▸ Task details:
Please quote the material exactly, every line of it.

↓

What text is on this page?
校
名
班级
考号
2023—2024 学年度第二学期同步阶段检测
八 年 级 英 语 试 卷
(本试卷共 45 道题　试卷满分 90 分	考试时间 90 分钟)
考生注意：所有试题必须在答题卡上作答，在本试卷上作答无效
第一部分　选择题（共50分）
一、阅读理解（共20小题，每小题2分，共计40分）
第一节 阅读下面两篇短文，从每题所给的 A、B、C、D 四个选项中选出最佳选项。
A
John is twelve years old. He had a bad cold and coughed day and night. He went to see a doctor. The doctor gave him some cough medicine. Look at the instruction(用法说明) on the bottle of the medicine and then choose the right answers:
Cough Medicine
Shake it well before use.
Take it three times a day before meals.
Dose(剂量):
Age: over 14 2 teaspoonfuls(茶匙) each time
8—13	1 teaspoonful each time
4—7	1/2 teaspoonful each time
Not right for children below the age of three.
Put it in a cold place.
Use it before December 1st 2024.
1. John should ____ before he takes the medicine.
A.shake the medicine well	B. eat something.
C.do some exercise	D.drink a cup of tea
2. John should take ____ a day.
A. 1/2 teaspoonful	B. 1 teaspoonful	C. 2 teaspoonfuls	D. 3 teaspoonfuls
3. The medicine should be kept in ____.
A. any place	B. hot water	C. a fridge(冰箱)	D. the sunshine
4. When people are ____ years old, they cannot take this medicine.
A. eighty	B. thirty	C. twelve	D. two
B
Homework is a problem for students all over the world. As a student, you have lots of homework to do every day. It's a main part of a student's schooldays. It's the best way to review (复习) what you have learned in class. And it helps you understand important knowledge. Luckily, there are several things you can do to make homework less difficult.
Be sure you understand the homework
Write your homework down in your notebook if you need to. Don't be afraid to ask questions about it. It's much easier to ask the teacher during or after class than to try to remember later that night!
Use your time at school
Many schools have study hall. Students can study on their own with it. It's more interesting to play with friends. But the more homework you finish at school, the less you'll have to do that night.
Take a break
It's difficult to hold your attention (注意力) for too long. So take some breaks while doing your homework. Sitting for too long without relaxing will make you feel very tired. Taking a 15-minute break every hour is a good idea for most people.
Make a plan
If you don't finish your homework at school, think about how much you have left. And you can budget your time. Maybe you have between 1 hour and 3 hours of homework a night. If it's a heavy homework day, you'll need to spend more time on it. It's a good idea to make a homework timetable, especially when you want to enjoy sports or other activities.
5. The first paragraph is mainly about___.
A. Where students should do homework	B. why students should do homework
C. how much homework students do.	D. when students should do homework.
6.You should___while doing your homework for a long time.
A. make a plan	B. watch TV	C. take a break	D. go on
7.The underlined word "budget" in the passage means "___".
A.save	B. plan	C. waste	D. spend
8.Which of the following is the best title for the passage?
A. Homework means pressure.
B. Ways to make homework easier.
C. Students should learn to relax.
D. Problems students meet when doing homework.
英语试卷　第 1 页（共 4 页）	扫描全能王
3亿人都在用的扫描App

↑

▸ Solution to the problem:
What text is on this page?
校
名
班级
考号
2023—2024 学年度第二学期同步阶段检测
八 年 级 英 语 试 卷
(本试卷共 45 道题　试卷满分 90 分	考试时间 90 分钟)
考生注意：所有试题必须在答题卡上作答，在本试卷上作答无效
第一部分　选择题（共50分）
一、阅读理解（共20小题，每小题2分，共计40分）
第一节 阅读下面两篇短文，从每题所给的 A、B、C、D 四个选项中选出最佳选项。
A
John is twelve years old. He had a bad cold and coughed day and night. He went to see a doctor. The doctor gave him some cough medicine. Look at the instruction(用法说明) on the bottle of the medicine and then choose the right answers:
Cough Medicine
Shake it well before use.
Take it three times a day before meals.
Dose(剂量):
Age: over 14 2 teaspoonfuls(茶匙) each time
8—13	1 teaspoonful each time
4—7	1/2 teaspoonful each time
Not right for children below the age of three.
Put it in a cold place.
Use it before December 1st 2024.
1. John should ____ before he takes the medicine.
A.shake the medicine well	B. eat something.
C.do some exercise	D.drink a cup of tea
2. John should take ____ a day.
A. 1/2 teaspoonful	B. 1 teaspoonful	C. 2 teaspoonfuls	D. 3 teaspoonfuls
3. The medicine should be kept in ____.
A. any place	B. hot water	C. a fridge(冰箱)	D. the sunshine
4. When people are ____ years old, they cannot take this medicine.
A. eighty	B. thirty	C. twelve	D. two
B
Homework is a problem for students all over the world. As a student, you have lots of homework to do every day. It's a main part of a student's schooldays. It's the best way to review (复习) what you have learned in class. And it helps you understand important knowledge. Luckily, there are several things you can do to make homework less difficult.
Be sure you understand the homework
Write your homework down in your notebook if you need to. Don't be afraid to ask questions about it. It's much easier to ask the teacher during or after class than to try to remember later that night!
Use your time at school
Many schools have study hall. Students can study on their own with it. It's more interesting to play with friends. But the more homework you finish at school, the less you'll have to do that night.
Take a break
It's difficult to hold your attention (注意力) for too long. So take some breaks while doing your homework. Sitting for too long without relaxing will make you feel very tired. Taking a 15-minute break every hour is a good idea for most people.
Make a plan
If you don't finish your homework at school, think about how much you have left. And you can budget your time. Maybe you have between 1 hour and 3 hours of homework a night. If it's a heavy homework day, you'll need to spend more time on it. It's a good idea to make a homework timetable, especially when you want to enjoy sports or other activities.
5. The first paragraph is mainly about___.
A. Where students should do homework	B. why students should do homework
C. how much homework students do.	D. when students should do homework.
6.You should___while doing your homework for a long time.
A. make a plan	B. watch TV	C. take a break	D. go on
7.The underlined word "budget" in the passage means "___".
A.save	B. plan	C. waste	D. spend
8.Which of the following is the best title for the passage?
A. Homework means pressure.
B. Ways to make homework easier.
C. Students should learn to relax.
D. Problems students meet when doing homework.
英语试卷　第 1 页（共 4 页）	扫描全能王
3亿人都在用的扫描App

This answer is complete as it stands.